= Exercise brief =
Count the lines containing "content" in the entries underneath, and state that count without anything else.

--- start of Data excerpts ---

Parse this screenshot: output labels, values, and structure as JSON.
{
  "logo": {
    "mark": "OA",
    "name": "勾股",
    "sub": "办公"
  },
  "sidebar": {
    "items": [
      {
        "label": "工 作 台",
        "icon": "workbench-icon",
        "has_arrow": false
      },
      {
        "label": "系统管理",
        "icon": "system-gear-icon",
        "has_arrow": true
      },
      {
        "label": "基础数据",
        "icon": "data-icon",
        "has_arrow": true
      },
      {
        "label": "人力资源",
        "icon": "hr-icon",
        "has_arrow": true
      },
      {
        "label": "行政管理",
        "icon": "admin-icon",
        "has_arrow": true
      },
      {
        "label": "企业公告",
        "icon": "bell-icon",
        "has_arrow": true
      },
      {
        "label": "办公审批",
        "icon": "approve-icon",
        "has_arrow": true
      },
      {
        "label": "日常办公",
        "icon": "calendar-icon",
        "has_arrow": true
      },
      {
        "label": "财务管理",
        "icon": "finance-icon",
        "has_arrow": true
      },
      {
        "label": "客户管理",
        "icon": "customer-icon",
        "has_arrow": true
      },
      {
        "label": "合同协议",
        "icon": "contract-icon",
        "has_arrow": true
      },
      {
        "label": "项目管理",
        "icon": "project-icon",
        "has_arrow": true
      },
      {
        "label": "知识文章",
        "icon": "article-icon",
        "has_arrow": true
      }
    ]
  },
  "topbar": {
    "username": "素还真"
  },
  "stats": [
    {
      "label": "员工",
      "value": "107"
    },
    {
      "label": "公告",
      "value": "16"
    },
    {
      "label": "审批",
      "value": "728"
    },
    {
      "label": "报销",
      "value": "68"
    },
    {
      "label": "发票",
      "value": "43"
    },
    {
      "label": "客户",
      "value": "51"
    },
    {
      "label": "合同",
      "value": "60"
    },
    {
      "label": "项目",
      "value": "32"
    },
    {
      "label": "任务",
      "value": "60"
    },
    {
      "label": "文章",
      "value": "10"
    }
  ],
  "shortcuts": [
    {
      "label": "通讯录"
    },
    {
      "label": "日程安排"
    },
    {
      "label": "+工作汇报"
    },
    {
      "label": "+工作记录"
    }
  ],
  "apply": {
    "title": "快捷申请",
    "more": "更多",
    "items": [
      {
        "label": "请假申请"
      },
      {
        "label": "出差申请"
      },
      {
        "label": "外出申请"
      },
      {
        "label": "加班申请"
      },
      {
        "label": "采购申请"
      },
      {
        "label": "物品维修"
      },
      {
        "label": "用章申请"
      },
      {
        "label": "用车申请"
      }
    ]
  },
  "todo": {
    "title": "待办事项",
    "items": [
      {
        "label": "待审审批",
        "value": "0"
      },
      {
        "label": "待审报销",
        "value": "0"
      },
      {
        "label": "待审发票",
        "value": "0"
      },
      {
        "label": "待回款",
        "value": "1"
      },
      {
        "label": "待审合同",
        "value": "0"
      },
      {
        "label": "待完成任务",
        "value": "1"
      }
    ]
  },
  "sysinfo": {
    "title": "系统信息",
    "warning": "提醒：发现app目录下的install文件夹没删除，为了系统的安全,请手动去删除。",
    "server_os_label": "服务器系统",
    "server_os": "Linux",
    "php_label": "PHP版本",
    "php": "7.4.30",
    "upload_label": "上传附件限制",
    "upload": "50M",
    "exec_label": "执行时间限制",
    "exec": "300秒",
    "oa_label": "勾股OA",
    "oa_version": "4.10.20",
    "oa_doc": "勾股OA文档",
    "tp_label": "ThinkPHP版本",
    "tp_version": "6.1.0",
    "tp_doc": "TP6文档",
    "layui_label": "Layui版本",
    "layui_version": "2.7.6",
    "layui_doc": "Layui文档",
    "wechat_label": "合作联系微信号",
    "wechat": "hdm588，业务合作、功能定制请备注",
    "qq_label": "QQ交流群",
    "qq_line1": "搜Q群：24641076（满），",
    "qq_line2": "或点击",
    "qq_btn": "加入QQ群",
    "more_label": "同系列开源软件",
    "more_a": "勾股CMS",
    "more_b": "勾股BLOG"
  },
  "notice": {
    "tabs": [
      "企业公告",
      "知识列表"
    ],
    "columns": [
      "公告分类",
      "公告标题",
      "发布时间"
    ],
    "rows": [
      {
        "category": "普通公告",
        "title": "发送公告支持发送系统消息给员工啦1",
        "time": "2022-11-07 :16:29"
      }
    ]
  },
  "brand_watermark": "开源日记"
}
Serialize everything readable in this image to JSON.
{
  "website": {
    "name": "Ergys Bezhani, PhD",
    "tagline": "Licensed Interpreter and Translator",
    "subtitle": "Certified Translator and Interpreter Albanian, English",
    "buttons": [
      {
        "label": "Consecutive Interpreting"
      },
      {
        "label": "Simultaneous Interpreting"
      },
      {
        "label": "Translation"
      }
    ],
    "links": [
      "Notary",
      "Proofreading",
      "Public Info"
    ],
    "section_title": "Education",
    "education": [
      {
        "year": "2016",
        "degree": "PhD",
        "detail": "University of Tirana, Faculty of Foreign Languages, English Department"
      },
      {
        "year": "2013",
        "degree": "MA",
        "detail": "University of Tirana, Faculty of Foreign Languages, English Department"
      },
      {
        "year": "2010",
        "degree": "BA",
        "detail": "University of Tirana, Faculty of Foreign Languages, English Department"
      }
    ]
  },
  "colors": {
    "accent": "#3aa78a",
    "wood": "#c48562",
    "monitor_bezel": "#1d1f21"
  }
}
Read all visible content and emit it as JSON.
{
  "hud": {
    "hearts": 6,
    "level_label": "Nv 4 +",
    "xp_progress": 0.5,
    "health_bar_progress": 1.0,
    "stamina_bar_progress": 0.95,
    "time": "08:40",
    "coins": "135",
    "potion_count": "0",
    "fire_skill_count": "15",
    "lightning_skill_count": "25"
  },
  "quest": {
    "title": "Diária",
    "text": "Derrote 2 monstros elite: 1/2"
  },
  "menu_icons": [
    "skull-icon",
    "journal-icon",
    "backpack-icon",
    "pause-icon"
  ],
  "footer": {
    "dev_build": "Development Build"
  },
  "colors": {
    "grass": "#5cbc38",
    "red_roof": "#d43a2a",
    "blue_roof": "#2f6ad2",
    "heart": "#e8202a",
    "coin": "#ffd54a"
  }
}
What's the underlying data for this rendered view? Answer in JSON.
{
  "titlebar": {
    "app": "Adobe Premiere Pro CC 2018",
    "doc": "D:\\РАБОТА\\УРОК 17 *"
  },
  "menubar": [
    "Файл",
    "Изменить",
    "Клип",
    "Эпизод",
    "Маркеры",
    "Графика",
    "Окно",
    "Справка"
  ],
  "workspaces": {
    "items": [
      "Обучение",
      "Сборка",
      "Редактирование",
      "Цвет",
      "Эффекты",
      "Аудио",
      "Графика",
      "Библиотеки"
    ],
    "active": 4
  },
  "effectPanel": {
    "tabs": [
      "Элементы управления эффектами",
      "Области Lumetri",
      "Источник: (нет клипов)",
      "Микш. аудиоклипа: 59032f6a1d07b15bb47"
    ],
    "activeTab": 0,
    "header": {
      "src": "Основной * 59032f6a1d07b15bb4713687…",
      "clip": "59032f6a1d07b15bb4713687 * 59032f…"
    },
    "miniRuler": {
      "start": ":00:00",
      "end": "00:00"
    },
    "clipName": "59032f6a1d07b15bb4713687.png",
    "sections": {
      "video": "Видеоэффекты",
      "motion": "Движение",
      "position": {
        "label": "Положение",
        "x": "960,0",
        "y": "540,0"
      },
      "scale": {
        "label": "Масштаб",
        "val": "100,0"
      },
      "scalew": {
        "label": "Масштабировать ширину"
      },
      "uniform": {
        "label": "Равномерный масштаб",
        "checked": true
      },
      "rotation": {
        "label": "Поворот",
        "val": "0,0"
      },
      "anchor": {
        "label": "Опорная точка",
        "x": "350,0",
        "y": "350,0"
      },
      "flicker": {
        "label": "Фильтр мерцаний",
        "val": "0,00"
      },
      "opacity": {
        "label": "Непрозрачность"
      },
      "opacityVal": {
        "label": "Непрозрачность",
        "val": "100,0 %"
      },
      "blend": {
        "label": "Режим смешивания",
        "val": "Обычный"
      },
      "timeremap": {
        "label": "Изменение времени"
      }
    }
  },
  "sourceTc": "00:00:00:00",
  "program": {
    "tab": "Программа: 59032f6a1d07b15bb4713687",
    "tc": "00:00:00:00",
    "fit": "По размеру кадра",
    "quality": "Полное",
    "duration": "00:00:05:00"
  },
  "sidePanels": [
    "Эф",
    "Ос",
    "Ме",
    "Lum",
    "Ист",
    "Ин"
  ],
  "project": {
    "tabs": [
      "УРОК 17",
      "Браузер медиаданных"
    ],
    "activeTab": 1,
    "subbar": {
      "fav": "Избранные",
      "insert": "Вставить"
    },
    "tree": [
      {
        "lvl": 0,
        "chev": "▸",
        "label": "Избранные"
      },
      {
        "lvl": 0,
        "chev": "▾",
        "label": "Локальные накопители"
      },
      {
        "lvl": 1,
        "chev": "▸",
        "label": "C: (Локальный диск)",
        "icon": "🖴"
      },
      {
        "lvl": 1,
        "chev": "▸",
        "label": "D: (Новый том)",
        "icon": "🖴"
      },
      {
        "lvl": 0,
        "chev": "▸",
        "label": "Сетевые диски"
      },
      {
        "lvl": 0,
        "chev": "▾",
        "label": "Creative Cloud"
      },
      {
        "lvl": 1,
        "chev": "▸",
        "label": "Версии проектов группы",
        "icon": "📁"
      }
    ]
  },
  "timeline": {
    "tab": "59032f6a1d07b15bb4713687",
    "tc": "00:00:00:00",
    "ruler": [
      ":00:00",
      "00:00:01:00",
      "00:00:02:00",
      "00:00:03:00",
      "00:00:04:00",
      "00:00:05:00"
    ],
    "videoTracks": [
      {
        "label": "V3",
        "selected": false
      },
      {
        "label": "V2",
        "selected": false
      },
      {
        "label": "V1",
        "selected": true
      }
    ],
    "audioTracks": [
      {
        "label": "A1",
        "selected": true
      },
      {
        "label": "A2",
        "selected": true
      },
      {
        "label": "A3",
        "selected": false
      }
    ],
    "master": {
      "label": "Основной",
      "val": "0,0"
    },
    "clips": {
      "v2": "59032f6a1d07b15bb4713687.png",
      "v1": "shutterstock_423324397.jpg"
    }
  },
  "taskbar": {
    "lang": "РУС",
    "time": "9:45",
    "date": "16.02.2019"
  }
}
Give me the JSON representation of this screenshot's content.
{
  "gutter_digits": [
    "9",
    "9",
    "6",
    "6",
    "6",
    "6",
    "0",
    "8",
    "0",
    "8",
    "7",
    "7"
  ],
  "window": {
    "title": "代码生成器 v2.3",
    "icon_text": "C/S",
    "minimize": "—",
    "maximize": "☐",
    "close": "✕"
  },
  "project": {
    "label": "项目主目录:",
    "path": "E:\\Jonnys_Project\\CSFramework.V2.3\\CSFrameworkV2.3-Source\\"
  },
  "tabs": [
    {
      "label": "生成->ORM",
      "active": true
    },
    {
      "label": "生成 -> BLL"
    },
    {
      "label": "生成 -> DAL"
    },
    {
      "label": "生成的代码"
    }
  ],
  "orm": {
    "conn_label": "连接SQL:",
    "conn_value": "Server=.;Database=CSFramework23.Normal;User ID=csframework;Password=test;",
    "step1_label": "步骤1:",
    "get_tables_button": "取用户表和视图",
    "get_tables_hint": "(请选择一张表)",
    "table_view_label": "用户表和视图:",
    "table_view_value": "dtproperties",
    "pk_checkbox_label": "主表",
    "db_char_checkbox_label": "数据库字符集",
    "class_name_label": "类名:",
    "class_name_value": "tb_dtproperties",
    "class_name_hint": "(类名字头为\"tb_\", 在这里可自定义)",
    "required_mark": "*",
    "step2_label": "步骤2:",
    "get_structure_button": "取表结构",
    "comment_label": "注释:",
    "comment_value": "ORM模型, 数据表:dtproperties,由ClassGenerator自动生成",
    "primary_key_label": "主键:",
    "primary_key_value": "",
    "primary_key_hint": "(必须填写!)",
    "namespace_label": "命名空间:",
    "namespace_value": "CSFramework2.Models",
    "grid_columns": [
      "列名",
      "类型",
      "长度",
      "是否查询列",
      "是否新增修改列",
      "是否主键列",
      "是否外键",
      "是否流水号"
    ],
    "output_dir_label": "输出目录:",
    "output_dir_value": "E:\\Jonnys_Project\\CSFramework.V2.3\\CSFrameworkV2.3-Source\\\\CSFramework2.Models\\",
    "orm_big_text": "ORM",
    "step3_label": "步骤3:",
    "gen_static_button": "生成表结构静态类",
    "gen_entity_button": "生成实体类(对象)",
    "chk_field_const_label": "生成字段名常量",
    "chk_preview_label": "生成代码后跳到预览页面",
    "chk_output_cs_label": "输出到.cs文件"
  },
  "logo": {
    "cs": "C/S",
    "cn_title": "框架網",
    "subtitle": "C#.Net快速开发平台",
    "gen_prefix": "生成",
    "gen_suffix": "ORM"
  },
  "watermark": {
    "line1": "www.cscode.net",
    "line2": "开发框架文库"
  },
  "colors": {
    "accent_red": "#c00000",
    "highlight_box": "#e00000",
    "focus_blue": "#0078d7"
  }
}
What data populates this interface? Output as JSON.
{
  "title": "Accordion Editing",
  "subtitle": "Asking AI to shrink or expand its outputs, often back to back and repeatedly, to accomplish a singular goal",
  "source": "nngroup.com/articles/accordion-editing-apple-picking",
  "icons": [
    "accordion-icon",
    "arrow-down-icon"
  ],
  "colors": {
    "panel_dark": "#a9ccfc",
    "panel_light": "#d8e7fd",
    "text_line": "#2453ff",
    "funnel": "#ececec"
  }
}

--- end of Data excerpts ---

= Complete output =
2